### YOUR GOAL
Retype the material that follows, keeping every word as it is.

****************

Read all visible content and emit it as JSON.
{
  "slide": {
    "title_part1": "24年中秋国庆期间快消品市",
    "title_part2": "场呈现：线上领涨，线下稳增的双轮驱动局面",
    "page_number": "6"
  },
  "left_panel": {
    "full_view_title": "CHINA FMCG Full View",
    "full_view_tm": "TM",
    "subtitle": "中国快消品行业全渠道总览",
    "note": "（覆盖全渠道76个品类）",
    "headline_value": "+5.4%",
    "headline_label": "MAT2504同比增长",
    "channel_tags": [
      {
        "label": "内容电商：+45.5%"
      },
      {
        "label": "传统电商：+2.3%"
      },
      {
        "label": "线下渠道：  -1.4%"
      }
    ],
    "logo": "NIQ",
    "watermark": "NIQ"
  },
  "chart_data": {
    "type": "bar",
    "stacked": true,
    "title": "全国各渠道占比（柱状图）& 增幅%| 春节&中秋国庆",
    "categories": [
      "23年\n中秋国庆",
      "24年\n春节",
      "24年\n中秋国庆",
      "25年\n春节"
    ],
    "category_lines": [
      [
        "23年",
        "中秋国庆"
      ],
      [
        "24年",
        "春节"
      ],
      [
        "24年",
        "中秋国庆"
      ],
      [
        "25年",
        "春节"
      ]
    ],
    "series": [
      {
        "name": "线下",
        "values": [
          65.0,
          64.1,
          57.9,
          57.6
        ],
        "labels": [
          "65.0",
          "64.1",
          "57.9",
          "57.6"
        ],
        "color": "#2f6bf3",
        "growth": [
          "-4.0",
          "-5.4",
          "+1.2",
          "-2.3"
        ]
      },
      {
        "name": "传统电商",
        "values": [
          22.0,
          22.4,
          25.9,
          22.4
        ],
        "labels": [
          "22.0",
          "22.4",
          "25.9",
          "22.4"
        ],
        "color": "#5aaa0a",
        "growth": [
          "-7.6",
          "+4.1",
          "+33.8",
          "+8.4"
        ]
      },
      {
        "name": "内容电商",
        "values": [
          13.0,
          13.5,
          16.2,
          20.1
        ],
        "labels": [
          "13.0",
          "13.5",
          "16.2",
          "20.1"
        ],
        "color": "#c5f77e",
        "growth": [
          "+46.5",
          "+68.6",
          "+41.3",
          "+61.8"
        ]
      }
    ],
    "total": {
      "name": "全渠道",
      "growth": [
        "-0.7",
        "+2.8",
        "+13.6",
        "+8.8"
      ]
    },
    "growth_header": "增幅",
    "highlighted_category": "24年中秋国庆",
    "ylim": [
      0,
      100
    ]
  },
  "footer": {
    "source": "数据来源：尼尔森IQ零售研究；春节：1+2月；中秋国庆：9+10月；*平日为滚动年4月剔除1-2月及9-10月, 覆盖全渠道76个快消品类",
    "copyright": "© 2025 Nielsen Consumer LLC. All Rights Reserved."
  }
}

****************

### SOLUTION TO THIS EXERCISE
Read all visible content and emit it as JSON.
{
  "slide": {
    "title_part1": "24年中秋国庆期间快消品市",
    "title_part2": "场呈现：线上领涨，线下稳增的双轮驱动局面",
    "page_number": "6"
  },
  "left_panel": {
    "full_view_title": "CHINA FMCG Full View",
    "full_view_tm": "TM",
    "subtitle": "中国快消品行业全渠道总览",
    "note": "（覆盖全渠道76个品类）",
    "headline_value": "+5.4%",
    "headline_label": "MAT2504同比增长",
    "channel_tags": [
      {
        "label": "内容电商：+45.5%"
      },
      {
        "label": "传统电商：+2.3%"
      },
      {
        "label": "线下渠道：  -1.4%"
      }
    ],
    "logo": "NIQ",
    "watermark": "NIQ"
  },
  "chart_data": {
    "type": "bar",
    "stacked": true,
    "title": "全国各渠道占比（柱状图）& 增幅%| 春节&中秋国庆",
    "categories": [
      "23年\n中秋国庆",
      "24年\n春节",
      "24年\n中秋国庆",
      "25年\n春节"
    ],
    "category_lines": [
      [
        "23年",
        "中秋国庆"
      ],
      [
        "24年",
        "春节"
      ],
      [
        "24年",
        "中秋国庆"
      ],
      [
        "25年",
        "春节"
      ]
    ],
    "series": [
      {
        "name": "线下",
        "values": [
          65.0,
          64.1,
          57.9,
          57.6
        ],
        "labels": [
          "65.0",
          "64.1",
          "57.9",
          "57.6"
        ],
        "color": "#2f6bf3",
        "growth": [
          "-4.0",
          "-5.4",
          "+1.2",
          "-2.3"
        ]
      },
      {
        "name": "传统电商",
        "values": [
          22.0,
          22.4,
          25.9,
          22.4
        ],
        "labels": [
          "22.0",
          "22.4",
          "25.9",
          "22.4"
        ],
        "color": "#5aaa0a",
        "growth": [
          "-7.6",
          "+4.1",
          "+33.8",
          "+8.4"
        ]
      },
      {
        "name": "内容电商",
        "values": [
          13.0,
          13.5,
          16.2,
          20.1
        ],
        "labels": [
          "13.0",
          "13.5",
          "16.2",
          "20.1"
        ],
        "color": "#c5f77e",
        "growth": [
          "+46.5",
          "+68.6",
          "+41.3",
          "+61.8"
        ]
      }
    ],
    "total": {
      "name": "全渠道",
      "growth": [
        "-0.7",
        "+2.8",
        "+13.6",
        "+8.8"
      ]
    },
    "growth_header": "增幅",
    "highlighted_category": "24年中秋国庆",
    "ylim": [
      0,
      100
    ]
  },
  "footer": {
    "source": "数据来源：尼尔森IQ零售研究；春节：1+2月；中秋国庆：9+10月；*平日为滚动年4月剔除1-2月及9-10月, 覆盖全渠道76个快消品类",
    "copyright": "© 2025 Nielsen Consumer LLC. All Rights Reserved."
  }
}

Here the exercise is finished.